Data to use:
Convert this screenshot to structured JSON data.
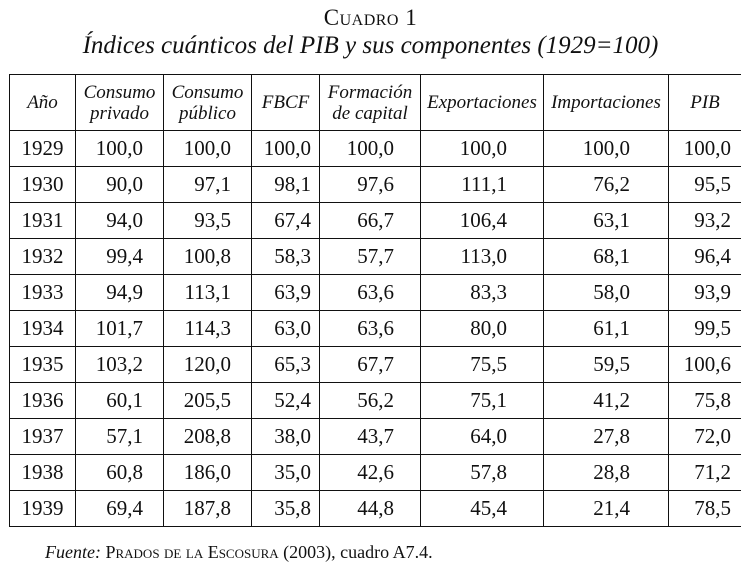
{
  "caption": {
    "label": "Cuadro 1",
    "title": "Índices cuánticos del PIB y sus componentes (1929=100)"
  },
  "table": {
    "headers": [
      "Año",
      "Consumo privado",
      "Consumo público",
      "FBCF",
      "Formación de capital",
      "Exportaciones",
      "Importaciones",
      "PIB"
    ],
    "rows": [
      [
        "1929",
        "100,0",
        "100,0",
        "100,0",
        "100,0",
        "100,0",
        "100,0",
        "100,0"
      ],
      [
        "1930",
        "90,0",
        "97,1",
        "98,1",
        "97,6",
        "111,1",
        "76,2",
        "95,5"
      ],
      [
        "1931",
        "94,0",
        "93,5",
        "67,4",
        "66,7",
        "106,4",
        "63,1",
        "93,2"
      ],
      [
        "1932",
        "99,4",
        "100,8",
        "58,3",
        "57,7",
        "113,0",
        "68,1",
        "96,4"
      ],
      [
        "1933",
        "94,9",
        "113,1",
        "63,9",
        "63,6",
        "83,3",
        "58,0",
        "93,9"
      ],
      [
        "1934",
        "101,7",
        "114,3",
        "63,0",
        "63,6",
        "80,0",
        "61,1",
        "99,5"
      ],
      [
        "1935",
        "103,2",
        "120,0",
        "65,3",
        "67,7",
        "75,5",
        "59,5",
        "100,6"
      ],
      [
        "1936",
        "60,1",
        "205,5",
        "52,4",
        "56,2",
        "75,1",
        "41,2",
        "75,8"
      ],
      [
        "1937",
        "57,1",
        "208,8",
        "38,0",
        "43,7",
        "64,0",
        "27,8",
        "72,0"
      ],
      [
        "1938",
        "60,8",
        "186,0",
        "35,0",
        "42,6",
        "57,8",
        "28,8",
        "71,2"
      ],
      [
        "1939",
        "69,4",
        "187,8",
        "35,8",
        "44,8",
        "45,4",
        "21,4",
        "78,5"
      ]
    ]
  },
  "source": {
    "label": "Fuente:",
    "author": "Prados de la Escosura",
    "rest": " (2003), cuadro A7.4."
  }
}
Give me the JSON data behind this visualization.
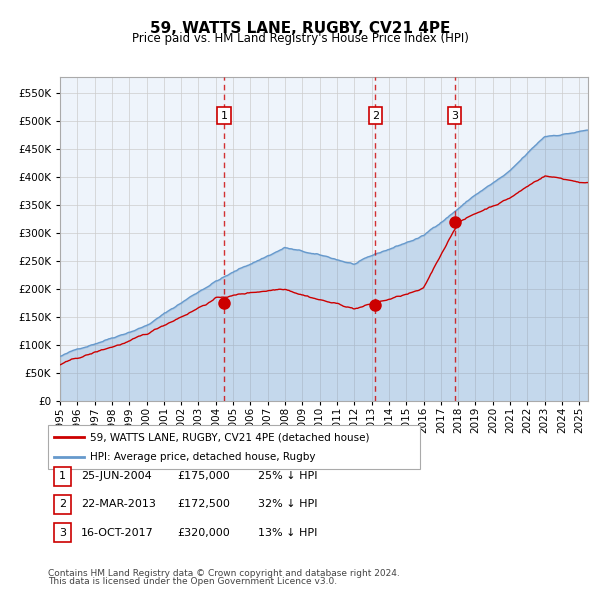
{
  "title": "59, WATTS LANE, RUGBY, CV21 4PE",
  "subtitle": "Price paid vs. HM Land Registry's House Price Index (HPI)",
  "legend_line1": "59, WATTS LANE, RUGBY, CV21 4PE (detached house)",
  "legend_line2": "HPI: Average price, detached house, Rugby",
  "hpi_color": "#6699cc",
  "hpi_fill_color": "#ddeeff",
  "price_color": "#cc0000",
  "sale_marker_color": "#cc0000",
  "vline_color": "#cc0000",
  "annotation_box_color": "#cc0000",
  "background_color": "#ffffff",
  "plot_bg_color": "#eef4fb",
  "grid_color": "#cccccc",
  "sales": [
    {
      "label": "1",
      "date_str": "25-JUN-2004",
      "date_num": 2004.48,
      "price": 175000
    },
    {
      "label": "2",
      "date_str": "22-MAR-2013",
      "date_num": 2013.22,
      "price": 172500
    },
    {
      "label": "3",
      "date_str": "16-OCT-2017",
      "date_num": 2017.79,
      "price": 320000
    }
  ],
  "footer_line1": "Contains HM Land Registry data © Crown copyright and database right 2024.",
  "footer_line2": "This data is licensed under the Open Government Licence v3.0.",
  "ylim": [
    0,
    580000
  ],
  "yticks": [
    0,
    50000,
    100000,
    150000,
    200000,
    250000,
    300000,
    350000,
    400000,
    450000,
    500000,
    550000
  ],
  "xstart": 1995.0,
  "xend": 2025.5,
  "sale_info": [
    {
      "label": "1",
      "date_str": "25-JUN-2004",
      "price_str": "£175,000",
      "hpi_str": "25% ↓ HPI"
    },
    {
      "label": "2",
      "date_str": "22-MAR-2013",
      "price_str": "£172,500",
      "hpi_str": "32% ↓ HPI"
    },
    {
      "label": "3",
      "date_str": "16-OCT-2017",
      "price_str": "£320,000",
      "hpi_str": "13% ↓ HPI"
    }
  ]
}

Task directions: List every line in the records above that contains the word "JSON".

Worked answer:
Convert this screenshot to structured JSON data.
Give me the JSON data behind this visualization.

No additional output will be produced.